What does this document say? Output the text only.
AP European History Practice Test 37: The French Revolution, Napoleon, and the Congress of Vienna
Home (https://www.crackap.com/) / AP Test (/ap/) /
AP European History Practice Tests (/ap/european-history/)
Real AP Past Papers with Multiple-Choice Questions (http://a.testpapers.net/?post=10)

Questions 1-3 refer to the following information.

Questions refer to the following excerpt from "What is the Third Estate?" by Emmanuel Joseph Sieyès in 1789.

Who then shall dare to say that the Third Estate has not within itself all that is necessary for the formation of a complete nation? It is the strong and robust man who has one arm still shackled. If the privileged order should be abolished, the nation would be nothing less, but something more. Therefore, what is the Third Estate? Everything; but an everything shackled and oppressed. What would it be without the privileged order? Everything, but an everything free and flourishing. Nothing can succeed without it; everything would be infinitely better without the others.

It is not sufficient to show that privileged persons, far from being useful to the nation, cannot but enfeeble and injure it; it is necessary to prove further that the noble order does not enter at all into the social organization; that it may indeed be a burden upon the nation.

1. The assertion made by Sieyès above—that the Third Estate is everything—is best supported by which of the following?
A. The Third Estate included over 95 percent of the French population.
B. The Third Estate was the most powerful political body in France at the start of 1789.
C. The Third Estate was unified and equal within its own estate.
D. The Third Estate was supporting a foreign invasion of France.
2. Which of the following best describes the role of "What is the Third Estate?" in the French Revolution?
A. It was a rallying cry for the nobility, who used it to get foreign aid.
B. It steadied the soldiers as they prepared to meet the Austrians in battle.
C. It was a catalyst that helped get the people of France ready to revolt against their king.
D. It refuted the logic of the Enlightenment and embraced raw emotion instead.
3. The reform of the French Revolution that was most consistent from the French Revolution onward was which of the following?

------------

Task instructions:
Give all the entries again exactly; leave none out.

Expected output:
What does this document say? Output the text only.
AP European History Practice Test 37: The French Revolution, Napoleon, and the Congress of Vienna
Home (https://www.crackap.com/) / AP Test (/ap/) /
AP European History Practice Tests (/ap/european-history/)
Real AP Past Papers with Multiple-Choice Questions (http://a.testpapers.net/?post=10)

Questions 1-3 refer to the following information.

Questions refer to the following excerpt from "What is the Third Estate?" by Emmanuel Joseph Sieyès in 1789.

Who then shall dare to say that the Third Estate has not within itself all that is necessary for the formation of a complete nation? It is the strong and robust man who has one arm still shackled. If the privileged order should be abolished, the nation would be nothing less, but something more. Therefore, what is the Third Estate? Everything; but an everything shackled and oppressed. What would it be without the privileged order? Everything, but an everything free and flourishing. Nothing can succeed without it; everything would be infinitely better without the others.

It is not sufficient to show that privileged persons, far from being useful to the nation, cannot but enfeeble and injure it; it is necessary to prove further that the noble order does not enter at all into the social organization; that it may indeed be a burden upon the nation.

1. The assertion made by Sieyès above—that the Third Estate is everything—is best supported by which of the following?
A. The Third Estate included over 95 percent of the French population.
B. The Third Estate was the most powerful political body in France at the start of 1789.
C. The Third Estate was unified and equal within its own estate.
D. The Third Estate was supporting a foreign invasion of France.
2. Which of the following best describes the role of "What is the Third Estate?" in the French Revolution?
A. It was a rallying cry for the nobility, who used it to get foreign aid.
B. It steadied the soldiers as they prepared to meet the Austrians in battle.
C. It was a catalyst that helped get the people of France ready to revolt against their king.
D. It refuted the logic of the Enlightenment and embraced raw emotion instead.
3. The reform of the French Revolution that was most consistent from the French Revolution onward was which of the following?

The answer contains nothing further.